EXTRACTED RECORDS
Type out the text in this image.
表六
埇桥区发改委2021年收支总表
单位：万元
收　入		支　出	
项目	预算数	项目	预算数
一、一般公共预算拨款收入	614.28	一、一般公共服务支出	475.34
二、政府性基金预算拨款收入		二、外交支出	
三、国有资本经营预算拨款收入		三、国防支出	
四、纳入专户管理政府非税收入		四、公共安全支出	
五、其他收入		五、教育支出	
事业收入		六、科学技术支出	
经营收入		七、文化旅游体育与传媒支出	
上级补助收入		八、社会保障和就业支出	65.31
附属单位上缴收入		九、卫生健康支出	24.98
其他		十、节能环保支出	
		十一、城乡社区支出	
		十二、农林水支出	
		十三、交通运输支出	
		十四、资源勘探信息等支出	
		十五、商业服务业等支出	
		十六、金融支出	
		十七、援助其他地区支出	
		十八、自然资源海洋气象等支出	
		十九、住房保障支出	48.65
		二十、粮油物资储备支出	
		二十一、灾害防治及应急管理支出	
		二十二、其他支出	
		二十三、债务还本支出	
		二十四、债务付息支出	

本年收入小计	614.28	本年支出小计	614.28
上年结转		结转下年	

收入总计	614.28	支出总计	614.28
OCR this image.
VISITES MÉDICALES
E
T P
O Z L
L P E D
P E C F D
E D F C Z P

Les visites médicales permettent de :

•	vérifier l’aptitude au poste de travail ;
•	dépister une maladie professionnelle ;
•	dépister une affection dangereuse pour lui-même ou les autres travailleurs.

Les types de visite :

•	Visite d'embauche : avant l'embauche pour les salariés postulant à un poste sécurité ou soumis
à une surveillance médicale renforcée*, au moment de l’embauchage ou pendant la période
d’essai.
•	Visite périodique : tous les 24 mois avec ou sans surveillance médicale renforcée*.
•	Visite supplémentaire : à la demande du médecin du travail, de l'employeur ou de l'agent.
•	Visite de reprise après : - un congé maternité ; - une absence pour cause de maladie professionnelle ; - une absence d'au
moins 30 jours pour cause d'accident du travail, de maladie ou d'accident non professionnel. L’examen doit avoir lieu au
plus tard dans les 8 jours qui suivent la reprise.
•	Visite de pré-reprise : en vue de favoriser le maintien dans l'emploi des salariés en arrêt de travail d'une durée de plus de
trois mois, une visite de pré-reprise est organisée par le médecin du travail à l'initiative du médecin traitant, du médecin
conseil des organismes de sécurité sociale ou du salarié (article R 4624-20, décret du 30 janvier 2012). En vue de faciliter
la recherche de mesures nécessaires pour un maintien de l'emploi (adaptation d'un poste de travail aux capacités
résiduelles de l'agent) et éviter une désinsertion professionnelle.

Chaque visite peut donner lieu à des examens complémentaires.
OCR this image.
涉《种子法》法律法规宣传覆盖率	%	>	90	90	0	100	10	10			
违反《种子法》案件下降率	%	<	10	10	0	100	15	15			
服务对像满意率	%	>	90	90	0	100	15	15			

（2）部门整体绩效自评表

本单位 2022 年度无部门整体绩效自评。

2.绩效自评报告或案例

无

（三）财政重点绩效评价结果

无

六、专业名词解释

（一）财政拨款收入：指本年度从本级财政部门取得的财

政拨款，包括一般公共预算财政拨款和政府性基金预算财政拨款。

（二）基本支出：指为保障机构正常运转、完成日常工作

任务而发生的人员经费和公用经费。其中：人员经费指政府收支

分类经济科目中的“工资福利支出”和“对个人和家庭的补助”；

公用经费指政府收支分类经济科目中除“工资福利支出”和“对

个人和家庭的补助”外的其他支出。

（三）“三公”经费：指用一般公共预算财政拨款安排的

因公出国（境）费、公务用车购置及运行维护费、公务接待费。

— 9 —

EXERCISE INSTRUCTIONS
In the entries above, find each line with the word "工资福利支出" and show it.

CORRECT OUTPUT
分类经济科目中的“工资福利支出”和“对个人和家庭的补助”；
公用经费指政府收支分类经济科目中除“工资福利支出”和“对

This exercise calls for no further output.